▸ THE EXERCISE
Locate every line in the records below that contains the word "アクティブな時間", and copy each one.

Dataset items
»»
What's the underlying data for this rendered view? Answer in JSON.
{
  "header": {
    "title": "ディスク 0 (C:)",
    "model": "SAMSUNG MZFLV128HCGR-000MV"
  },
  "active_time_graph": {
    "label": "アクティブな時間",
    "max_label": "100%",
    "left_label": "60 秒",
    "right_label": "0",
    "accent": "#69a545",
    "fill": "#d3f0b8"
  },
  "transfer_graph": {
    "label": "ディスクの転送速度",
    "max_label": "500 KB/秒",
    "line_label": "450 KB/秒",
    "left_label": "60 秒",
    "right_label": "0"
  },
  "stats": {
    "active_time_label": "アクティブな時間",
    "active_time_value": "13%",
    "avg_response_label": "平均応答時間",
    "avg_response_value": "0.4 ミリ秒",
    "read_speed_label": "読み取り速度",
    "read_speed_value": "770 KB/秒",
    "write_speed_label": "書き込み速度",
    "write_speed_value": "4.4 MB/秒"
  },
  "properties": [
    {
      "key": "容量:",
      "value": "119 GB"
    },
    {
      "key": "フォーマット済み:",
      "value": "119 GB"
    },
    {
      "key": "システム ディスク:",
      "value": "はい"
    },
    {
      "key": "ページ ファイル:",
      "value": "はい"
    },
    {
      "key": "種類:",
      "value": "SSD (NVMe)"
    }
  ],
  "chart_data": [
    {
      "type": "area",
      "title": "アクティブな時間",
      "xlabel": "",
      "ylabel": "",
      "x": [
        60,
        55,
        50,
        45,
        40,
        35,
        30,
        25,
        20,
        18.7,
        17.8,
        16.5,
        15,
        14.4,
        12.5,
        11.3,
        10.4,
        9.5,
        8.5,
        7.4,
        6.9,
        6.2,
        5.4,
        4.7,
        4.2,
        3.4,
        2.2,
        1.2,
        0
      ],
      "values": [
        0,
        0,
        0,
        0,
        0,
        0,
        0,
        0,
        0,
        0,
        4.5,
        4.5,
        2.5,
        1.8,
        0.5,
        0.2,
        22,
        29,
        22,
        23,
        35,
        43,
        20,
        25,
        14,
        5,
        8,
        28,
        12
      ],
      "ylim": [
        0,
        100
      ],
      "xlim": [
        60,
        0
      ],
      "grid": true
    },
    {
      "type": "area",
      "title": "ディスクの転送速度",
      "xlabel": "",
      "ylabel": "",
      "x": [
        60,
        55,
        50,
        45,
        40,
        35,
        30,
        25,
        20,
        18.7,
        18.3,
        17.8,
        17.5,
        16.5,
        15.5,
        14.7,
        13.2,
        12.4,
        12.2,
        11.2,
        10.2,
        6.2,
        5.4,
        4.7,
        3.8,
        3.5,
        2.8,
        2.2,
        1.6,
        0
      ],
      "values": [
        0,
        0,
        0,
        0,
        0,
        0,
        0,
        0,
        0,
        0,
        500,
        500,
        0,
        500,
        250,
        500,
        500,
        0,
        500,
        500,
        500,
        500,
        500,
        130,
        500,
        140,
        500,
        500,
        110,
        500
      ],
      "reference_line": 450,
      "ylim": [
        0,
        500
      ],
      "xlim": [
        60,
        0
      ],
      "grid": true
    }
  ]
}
««
▸ SOLUTION FOR THIS PROBLEM
    "label": "アクティブな時間",
    "active_time_label": "アクティブな時間",
      "title": "アクティブな時間",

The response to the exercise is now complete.